▶ [Short task]: Please transcribe the records precisely; pictures stay out of your copy.

▶ [Dataset excerpts]:
◆ ◆ ◆ ◆ ◆
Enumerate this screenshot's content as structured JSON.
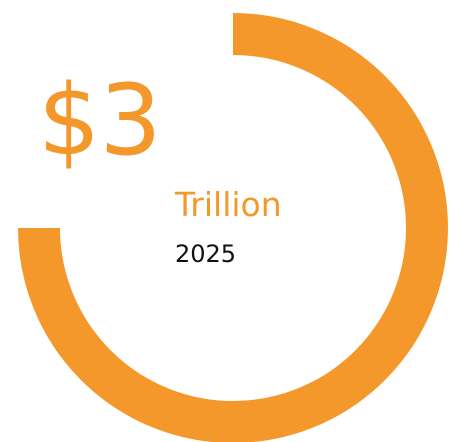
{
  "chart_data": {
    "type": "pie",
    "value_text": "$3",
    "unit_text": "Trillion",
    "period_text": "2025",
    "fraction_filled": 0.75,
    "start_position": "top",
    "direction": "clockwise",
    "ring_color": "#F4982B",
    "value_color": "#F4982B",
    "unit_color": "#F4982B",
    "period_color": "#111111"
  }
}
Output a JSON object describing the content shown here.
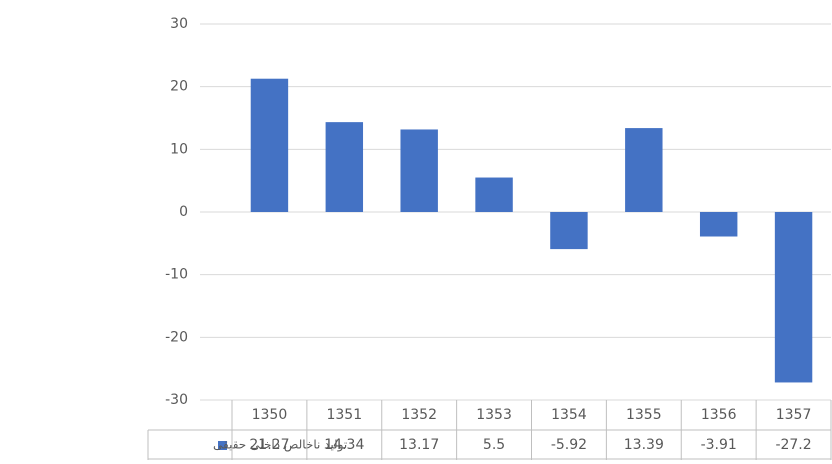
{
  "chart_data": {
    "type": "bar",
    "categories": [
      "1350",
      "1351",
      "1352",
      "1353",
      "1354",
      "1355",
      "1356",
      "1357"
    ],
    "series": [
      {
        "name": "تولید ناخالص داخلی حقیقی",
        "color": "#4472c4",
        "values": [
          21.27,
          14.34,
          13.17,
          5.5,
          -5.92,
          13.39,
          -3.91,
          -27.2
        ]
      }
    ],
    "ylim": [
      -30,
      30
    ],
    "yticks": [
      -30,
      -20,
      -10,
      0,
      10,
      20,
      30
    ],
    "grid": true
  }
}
◆ ◆ ◆ ◆ ◆
▶ [In response]:
Enumerate this screenshot's content as structured JSON.
{
  "chart_data": {
    "type": "pie",
    "value_text": "$3",
    "unit_text": "Trillion",
    "period_text": "2025",
    "fraction_filled": 0.75,
    "start_position": "top",
    "direction": "clockwise",
    "ring_color": "#F4982B",
    "value_color": "#F4982B",
    "unit_color": "#F4982B",
    "period_color": "#111111"
  }
}
Output a JSON object describing the content shown here.
{
  "chart_data": {
    "type": "bar",
    "categories": [
      "1350",
      "1351",
      "1352",
      "1353",
      "1354",
      "1355",
      "1356",
      "1357"
    ],
    "series": [
      {
        "name": "تولید ناخالص داخلی حقیقی",
        "color": "#4472c4",
        "values": [
          21.27,
          14.34,
          13.17,
          5.5,
          -5.92,
          13.39,
          -3.91,
          -27.2
        ]
      }
    ],
    "ylim": [
      -30,
      30
    ],
    "yticks": [
      -30,
      -20,
      -10,
      0,
      10,
      20,
      30
    ],
    "grid": true
  }
}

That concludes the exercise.